| Problem requirements |
Copy out all the records, word for word.

---------- Stored records ----------

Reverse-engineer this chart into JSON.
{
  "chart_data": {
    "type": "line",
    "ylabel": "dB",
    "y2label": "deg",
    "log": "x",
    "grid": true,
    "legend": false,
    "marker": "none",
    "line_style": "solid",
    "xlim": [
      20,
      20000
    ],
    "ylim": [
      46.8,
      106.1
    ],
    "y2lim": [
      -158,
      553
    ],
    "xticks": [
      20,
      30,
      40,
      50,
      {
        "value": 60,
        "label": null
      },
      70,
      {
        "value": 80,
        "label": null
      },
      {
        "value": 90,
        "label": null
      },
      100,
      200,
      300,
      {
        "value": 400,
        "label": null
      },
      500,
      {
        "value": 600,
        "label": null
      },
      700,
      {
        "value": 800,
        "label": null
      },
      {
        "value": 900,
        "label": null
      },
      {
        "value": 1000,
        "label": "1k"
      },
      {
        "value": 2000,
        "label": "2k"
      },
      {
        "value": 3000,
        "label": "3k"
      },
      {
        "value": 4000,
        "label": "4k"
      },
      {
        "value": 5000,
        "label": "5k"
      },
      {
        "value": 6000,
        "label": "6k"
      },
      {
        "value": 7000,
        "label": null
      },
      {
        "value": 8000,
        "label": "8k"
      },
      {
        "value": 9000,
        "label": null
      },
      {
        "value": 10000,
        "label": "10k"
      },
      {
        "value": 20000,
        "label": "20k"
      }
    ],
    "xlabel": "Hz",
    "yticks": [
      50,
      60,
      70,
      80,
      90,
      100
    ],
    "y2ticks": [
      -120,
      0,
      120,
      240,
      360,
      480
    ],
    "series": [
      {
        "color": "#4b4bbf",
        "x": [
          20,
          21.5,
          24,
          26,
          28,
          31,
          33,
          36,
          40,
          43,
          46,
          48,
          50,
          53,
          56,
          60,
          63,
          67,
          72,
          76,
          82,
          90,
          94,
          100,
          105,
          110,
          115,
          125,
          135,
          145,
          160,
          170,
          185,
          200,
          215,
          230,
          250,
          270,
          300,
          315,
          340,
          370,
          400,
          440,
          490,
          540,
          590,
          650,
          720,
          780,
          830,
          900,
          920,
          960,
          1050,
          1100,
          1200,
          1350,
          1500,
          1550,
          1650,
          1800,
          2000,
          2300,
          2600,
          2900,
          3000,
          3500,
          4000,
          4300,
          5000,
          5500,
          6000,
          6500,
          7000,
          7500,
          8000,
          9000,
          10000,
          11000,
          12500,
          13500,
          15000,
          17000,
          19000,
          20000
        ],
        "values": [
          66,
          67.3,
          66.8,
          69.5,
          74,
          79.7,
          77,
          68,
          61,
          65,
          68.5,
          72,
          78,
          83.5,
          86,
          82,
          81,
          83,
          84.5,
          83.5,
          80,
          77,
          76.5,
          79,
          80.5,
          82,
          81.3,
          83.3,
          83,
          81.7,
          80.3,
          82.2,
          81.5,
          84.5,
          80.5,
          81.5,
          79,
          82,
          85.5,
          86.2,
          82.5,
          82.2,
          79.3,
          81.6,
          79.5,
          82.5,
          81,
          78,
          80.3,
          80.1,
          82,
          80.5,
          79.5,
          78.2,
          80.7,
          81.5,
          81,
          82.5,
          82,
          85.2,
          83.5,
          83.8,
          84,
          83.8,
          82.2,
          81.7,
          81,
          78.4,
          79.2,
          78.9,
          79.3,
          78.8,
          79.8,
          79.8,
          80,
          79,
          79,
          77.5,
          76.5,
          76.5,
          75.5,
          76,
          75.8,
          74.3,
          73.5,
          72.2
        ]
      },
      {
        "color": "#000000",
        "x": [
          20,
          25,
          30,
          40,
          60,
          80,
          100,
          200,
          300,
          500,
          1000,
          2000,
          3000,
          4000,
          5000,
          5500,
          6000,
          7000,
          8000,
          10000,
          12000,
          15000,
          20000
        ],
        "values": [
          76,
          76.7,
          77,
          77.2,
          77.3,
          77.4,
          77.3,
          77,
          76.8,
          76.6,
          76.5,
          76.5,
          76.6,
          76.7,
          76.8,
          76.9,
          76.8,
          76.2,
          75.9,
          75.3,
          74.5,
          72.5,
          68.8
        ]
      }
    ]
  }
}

----------

| The response |
Reverse-engineer this chart into JSON.
{
  "chart_data": {
    "type": "line",
    "ylabel": "dB",
    "y2label": "deg",
    "log": "x",
    "grid": true,
    "legend": false,
    "marker": "none",
    "line_style": "solid",
    "xlim": [
      20,
      20000
    ],
    "ylim": [
      46.8,
      106.1
    ],
    "y2lim": [
      -158,
      553
    ],
    "xticks": [
      20,
      30,
      40,
      50,
      {
        "value": 60,
        "label": null
      },
      70,
      {
        "value": 80,
        "label": null
      },
      {
        "value": 90,
        "label": null
      },
      100,
      200,
      300,
      {
        "value": 400,
        "label": null
      },
      500,
      {
        "value": 600,
        "label": null
      },
      700,
      {
        "value": 800,
        "label": null
      },
      {
        "value": 900,
        "label": null
      },
      {
        "value": 1000,
        "label": "1k"
      },
      {
        "value": 2000,
        "label": "2k"
      },
      {
        "value": 3000,
        "label": "3k"
      },
      {
        "value": 4000,
        "label": "4k"
      },
      {
        "value": 5000,
        "label": "5k"
      },
      {
        "value": 6000,
        "label": "6k"
      },
      {
        "value": 7000,
        "label": null
      },
      {
        "value": 8000,
        "label": "8k"
      },
      {
        "value": 9000,
        "label": null
      },
      {
        "value": 10000,
        "label": "10k"
      },
      {
        "value": 20000,
        "label": "20k"
      }
    ],
    "xlabel": "Hz",
    "yticks": [
      50,
      60,
      70,
      80,
      90,
      100
    ],
    "y2ticks": [
      -120,
      0,
      120,
      240,
      360,
      480
    ],
    "series": [
      {
        "color": "#4b4bbf",
        "x": [
          20,
          21.5,
          24,
          26,
          28,
          31,
          33,
          36,
          40,
          43,
          46,
          48,
          50,
          53,
          56,
          60,
          63,
          67,
          72,
          76,
          82,
          90,
          94,
          100,
          105,
          110,
          115,
          125,
          135,
          145,
          160,
          170,
          185,
          200,
          215,
          230,
          250,
          270,
          300,
          315,
          340,
          370,
          400,
          440,
          490,
          540,
          590,
          650,
          720,
          780,
          830,
          900,
          920,
          960,
          1050,
          1100,
          1200,
          1350,
          1500,
          1550,
          1650,
          1800,
          2000,
          2300,
          2600,
          2900,
          3000,
          3500,
          4000,
          4300,
          5000,
          5500,
          6000,
          6500,
          7000,
          7500,
          8000,
          9000,
          10000,
          11000,
          12500,
          13500,
          15000,
          17000,
          19000,
          20000
        ],
        "values": [
          66,
          67.3,
          66.8,
          69.5,
          74,
          79.7,
          77,
          68,
          61,
          65,
          68.5,
          72,
          78,
          83.5,
          86,
          82,
          81,
          83,
          84.5,
          83.5,
          80,
          77,
          76.5,
          79,
          80.5,
          82,
          81.3,
          83.3,
          83,
          81.7,
          80.3,
          82.2,
          81.5,
          84.5,
          80.5,
          81.5,
          79,
          82,
          85.5,
          86.2,
          82.5,
          82.2,
          79.3,
          81.6,
          79.5,
          82.5,
          81,
          78,
          80.3,
          80.1,
          82,
          80.5,
          79.5,
          78.2,
          80.7,
          81.5,
          81,
          82.5,
          82,
          85.2,
          83.5,
          83.8,
          84,
          83.8,
          82.2,
          81.7,
          81,
          78.4,
          79.2,
          78.9,
          79.3,
          78.8,
          79.8,
          79.8,
          80,
          79,
          79,
          77.5,
          76.5,
          76.5,
          75.5,
          76,
          75.8,
          74.3,
          73.5,
          72.2
        ]
      },
      {
        "color": "#000000",
        "x": [
          20,
          25,
          30,
          40,
          60,
          80,
          100,
          200,
          300,
          500,
          1000,
          2000,
          3000,
          4000,
          5000,
          5500,
          6000,
          7000,
          8000,
          10000,
          12000,
          15000,
          20000
        ],
        "values": [
          76,
          76.7,
          77,
          77.2,
          77.3,
          77.4,
          77.3,
          77,
          76.8,
          76.6,
          76.5,
          76.5,
          76.6,
          76.7,
          76.8,
          76.9,
          76.8,
          76.2,
          75.9,
          75.3,
          74.5,
          72.5,
          68.8
        ]
      }
    ]
  }
}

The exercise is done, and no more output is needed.